My first instrument.
When I was four, while Mum was in the kitchen, I remember prancing around the lounge, with the somewhat battered custard pot in my left hand, and very old and well used wooden spoon in the right. The National Programme blasting away with some kind of Music Education Programme for youngsters... and there was me dancing around, beating in time .. That must have been sooooo loud. Poor Mum, no wonder she suffered from migraines.
When did I get my first Violin?
When I was five, Mum asked me what I'd like for Christmas. I asked her for a violin. My three brothers and sister had all had a season or more on the piano, (oh those red knuckles) I just wanted to play the instrument that featured on the Blue Danube 33LP that Mum played so regularly. The Photo of the orchestra featured on that cover and I could see a whole lot of people were playing violins. I LOVED THE SOUND OF THE STRINGS.
Mum didn't get me one that year, (I still have the doll she bought me) but I asked again when I was six, and she decided that maybe I was serious about this whole violin thing after all. My first lessons were at The Campbell's Bay Music Centre on Saturday mornings. Campbells Bay School, and then came private tuition, with Mrs June Allen in Clematis Avenue, Murray's Bay. North Shore, Auckland.

Data section:

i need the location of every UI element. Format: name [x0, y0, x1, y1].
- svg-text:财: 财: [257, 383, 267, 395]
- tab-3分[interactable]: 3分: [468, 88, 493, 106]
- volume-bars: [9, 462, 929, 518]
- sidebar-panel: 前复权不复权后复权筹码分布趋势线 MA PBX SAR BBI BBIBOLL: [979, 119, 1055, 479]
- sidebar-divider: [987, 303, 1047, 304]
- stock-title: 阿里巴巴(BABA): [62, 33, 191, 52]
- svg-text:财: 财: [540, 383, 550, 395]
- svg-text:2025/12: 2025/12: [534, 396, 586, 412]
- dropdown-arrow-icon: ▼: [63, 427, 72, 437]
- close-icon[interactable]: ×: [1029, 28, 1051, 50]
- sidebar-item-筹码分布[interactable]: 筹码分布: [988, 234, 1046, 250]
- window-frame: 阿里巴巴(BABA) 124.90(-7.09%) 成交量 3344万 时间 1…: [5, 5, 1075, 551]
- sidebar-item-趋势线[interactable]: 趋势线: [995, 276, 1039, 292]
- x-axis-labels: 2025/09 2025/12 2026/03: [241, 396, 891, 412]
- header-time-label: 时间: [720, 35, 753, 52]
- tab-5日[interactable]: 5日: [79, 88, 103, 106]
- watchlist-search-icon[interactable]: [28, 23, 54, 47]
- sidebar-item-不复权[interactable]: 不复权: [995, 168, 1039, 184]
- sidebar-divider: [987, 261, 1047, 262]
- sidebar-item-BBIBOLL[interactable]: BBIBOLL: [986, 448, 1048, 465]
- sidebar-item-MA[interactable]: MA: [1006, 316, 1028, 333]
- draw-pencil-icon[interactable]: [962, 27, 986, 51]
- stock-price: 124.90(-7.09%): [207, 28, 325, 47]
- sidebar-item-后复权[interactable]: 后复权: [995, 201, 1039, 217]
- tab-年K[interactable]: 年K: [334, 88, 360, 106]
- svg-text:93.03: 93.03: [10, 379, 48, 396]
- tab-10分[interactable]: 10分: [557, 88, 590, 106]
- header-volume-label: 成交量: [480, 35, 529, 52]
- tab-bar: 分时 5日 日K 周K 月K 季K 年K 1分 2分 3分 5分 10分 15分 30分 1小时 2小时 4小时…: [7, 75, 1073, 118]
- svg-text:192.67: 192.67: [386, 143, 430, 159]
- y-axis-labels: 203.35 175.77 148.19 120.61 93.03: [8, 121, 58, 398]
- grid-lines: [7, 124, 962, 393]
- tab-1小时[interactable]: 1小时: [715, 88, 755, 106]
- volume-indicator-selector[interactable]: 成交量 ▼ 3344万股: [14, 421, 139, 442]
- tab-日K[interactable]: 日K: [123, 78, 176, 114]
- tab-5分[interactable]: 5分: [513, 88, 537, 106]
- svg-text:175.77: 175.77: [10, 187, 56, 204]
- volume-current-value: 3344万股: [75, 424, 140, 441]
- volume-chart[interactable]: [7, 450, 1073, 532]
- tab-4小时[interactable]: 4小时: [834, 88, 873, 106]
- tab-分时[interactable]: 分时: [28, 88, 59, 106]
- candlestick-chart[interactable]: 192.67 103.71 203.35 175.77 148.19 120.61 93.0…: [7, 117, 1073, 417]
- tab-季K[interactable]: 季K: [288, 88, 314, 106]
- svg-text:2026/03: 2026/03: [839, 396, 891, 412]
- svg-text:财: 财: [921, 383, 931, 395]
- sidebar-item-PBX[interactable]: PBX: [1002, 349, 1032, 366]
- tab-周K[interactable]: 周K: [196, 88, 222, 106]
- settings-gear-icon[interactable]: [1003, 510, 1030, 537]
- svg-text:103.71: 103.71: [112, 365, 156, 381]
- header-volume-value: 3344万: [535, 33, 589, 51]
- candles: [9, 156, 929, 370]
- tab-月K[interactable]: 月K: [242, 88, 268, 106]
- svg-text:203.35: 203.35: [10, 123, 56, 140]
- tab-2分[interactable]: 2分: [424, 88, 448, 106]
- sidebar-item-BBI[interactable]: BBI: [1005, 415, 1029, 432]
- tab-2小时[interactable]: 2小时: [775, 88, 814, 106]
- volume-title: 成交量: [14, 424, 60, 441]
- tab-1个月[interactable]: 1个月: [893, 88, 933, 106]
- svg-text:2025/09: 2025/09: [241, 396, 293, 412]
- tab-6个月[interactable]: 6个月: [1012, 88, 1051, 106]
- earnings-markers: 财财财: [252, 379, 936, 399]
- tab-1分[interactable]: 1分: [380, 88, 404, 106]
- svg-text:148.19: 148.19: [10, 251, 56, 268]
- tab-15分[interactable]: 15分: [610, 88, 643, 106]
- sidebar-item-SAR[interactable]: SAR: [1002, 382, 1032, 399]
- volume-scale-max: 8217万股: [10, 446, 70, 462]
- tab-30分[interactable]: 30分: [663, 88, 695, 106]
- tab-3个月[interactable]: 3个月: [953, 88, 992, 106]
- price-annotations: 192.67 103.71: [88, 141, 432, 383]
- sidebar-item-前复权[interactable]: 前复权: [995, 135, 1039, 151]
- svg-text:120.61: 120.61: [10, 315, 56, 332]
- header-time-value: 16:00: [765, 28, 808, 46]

Your tasks:
A - Three questions on the first-violin memoir, one answer each:
(i) What was in the narrator's left hand while dancing around the lounge at age four?
(ii) Which record did Mum play so regularly?
(iii) Where and when were the narrator's first lessons held?
B - How would this sentence from the first-violin memoir read in Spanish: "Mum didn't get me one that year, (I still have the doll she bought me) but I asked again when I was six, and she decided that maybe I was serious about this whole violin thing after all."

Results for the exercise:
A -
(i) The somewhat battered custard pot.
(ii) The Blue Danube 33LP.
(iii) At The Campbell's Bay Music Centre, on Saturday mornings.

B - Mamá no me regaló uno ese año (todavía conservo la muñeca que me compró), pero volví a pedírselo cuando tenía seis, y ella decidió que tal vez yo sí iba en serio con todo este asunto del violín.